┌────────
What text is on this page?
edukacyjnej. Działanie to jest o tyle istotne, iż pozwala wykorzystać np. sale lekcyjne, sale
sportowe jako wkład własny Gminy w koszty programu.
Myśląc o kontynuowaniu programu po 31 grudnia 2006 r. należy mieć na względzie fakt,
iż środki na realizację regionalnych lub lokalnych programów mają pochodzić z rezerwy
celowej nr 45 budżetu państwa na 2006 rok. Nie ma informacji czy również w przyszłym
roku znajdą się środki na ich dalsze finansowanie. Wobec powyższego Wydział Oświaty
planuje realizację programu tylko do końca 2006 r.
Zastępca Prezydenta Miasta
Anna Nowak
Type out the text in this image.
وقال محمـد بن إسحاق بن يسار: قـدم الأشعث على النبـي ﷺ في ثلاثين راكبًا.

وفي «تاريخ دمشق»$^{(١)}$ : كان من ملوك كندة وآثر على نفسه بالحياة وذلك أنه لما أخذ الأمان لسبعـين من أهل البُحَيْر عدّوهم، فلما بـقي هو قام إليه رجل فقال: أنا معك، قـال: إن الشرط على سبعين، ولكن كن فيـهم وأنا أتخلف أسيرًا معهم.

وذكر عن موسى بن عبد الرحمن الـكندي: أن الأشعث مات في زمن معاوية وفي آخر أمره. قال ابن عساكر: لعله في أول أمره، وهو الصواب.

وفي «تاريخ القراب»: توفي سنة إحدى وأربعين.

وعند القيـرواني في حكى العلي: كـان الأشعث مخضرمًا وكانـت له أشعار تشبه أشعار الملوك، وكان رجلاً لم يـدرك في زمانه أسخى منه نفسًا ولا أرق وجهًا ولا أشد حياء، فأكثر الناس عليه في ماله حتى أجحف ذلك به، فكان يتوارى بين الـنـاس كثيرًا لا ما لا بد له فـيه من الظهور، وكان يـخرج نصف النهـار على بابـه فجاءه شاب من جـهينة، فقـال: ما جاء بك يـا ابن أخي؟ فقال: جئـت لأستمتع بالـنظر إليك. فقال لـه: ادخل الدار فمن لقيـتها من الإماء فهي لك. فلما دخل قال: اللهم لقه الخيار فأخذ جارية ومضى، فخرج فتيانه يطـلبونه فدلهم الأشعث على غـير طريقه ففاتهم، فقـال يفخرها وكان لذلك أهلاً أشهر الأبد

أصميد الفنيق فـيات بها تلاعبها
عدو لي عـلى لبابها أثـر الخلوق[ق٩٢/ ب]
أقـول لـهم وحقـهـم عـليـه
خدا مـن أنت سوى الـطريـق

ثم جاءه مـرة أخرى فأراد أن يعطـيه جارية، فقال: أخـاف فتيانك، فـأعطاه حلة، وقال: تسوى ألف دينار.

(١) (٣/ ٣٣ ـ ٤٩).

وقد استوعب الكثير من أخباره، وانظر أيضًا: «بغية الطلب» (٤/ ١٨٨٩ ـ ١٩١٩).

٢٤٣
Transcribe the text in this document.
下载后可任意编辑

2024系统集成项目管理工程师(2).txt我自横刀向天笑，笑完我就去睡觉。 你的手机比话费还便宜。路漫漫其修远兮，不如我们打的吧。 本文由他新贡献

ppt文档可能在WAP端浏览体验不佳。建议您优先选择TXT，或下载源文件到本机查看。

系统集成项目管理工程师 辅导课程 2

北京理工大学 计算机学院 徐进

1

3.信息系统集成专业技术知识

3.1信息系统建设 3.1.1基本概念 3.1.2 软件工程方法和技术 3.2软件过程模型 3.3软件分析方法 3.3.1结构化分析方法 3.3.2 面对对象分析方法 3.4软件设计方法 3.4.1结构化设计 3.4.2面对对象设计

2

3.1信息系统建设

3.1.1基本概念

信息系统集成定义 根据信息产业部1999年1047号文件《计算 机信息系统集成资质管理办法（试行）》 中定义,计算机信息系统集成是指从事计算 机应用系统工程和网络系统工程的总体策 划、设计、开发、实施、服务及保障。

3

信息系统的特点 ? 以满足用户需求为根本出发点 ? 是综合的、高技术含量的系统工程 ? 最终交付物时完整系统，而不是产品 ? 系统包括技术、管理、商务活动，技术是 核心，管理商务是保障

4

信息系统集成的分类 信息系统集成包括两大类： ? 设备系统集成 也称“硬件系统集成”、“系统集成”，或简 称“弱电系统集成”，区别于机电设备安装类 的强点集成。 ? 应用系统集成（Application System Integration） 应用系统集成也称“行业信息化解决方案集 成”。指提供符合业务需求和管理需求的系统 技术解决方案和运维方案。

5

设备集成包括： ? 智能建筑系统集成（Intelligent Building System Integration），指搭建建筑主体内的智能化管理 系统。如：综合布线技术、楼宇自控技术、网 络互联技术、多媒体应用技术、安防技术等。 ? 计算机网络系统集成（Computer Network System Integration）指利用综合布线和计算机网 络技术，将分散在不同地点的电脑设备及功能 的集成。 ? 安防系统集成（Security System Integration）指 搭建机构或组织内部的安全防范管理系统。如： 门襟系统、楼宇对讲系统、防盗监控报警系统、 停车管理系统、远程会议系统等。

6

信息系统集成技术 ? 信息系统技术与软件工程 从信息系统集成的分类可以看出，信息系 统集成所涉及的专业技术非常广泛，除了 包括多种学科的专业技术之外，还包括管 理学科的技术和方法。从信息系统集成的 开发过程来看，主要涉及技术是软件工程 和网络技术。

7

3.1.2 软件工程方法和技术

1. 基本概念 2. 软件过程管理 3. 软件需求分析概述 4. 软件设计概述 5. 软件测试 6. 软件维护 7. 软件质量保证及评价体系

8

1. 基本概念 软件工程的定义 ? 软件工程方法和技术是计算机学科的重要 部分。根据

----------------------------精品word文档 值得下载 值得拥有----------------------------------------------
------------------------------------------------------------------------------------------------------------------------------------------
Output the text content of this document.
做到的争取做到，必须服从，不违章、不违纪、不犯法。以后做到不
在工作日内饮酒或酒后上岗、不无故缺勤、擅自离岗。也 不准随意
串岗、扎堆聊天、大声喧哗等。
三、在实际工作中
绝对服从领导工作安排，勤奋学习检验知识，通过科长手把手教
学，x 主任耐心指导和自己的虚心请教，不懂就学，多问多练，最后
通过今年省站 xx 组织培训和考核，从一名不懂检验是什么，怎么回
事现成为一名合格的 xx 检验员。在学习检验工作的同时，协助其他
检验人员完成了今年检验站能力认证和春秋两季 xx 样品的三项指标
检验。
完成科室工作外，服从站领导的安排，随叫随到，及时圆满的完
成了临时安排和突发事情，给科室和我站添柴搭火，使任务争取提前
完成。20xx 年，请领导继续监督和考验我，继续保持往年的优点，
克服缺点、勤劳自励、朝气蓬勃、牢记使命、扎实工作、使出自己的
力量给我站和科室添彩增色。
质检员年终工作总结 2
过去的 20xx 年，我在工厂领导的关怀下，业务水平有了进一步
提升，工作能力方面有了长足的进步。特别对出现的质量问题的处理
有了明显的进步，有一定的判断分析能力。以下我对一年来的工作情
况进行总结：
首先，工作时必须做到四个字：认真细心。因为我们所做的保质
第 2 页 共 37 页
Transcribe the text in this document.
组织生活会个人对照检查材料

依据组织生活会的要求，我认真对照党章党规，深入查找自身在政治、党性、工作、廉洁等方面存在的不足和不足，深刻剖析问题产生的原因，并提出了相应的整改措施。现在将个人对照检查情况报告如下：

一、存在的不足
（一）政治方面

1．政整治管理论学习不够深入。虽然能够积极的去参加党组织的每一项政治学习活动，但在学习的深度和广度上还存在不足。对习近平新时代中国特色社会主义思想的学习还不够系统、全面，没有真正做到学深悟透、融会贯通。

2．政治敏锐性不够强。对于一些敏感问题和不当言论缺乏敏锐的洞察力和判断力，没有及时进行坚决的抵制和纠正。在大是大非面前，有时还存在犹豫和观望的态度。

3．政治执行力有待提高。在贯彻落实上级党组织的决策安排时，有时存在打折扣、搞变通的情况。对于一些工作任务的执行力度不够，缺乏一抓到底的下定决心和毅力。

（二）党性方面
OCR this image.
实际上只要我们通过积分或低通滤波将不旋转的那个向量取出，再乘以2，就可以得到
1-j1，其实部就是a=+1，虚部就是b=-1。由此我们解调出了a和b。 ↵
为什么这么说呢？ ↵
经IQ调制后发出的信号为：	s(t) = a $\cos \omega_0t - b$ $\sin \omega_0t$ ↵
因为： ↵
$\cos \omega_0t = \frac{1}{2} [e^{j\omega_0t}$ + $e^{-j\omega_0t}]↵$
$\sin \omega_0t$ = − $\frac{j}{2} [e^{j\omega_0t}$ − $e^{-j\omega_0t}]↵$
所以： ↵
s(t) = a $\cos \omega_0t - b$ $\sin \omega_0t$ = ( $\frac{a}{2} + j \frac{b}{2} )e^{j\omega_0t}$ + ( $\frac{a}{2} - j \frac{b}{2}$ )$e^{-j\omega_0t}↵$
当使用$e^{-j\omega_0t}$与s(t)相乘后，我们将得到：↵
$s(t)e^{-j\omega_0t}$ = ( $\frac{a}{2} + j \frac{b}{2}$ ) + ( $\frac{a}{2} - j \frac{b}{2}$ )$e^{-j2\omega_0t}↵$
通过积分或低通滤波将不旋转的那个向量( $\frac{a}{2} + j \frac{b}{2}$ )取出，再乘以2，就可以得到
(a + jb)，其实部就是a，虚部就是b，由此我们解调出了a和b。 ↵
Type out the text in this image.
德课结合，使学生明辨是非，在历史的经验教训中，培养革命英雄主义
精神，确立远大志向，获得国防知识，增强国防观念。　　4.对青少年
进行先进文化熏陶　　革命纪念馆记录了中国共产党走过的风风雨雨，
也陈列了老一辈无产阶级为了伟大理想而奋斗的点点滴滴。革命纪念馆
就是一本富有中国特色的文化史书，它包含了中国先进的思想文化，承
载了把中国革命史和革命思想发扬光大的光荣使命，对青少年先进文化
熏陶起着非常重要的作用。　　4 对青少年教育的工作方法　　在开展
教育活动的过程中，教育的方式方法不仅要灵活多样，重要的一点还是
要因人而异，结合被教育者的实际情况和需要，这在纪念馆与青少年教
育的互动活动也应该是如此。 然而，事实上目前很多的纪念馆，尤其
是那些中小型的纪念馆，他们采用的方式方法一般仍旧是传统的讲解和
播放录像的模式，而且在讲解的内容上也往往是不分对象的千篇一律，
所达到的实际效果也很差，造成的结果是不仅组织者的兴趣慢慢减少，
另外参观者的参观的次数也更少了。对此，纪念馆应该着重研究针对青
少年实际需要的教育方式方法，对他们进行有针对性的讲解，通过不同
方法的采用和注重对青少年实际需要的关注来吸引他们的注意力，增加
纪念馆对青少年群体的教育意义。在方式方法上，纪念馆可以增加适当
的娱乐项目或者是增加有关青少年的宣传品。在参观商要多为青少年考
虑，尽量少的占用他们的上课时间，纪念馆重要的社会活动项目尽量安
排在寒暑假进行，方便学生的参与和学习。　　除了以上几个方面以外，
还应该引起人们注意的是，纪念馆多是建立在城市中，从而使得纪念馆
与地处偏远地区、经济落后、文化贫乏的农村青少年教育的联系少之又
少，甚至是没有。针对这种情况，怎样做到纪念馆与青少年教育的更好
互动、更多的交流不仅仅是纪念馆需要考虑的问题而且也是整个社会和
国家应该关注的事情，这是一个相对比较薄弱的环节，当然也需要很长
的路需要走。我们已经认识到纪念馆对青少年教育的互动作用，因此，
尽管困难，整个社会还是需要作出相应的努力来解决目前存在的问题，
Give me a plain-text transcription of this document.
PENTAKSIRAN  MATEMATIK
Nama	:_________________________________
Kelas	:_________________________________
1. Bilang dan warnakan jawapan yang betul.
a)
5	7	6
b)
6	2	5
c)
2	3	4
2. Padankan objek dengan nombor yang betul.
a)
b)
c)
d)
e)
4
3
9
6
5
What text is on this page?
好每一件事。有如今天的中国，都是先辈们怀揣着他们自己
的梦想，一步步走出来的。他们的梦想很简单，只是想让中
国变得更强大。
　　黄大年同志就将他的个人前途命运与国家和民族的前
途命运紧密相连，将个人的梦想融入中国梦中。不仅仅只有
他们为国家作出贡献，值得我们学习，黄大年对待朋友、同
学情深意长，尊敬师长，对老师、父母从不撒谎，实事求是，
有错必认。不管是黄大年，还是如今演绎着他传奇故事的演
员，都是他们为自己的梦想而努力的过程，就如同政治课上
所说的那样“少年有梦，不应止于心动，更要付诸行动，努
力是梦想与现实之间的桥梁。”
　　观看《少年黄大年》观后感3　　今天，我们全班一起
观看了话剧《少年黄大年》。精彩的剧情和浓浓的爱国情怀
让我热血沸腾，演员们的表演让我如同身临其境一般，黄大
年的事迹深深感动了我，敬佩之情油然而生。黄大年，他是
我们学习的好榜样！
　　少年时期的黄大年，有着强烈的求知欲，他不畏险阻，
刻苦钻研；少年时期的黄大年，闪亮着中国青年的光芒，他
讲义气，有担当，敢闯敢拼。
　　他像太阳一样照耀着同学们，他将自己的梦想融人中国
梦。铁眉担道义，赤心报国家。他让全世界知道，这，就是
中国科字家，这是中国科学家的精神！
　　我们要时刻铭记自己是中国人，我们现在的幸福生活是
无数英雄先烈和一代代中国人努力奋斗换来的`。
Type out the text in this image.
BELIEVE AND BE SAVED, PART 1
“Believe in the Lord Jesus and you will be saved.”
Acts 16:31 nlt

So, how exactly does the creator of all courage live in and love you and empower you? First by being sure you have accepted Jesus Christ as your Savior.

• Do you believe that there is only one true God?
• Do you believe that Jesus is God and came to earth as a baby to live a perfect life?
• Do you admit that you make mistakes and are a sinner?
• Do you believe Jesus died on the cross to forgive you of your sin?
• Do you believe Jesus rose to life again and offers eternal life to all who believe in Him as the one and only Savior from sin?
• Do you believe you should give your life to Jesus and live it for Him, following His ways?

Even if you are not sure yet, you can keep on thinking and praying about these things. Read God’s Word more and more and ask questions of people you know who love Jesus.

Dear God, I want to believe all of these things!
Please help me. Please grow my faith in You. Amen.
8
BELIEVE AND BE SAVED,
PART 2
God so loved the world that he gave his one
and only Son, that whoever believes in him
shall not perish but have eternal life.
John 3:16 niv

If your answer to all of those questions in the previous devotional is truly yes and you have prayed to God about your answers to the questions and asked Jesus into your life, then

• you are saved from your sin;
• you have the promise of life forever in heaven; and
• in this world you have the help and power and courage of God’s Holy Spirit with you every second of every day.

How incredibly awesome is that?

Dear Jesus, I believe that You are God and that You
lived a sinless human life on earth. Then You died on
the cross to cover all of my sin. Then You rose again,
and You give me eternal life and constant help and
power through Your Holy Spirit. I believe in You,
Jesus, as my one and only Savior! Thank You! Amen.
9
└────────
• **JOB**: In the records above, how many lines contain the word "questions"? Give the number alone.

• **ANSWER FOR THIS EXERCISE**: 2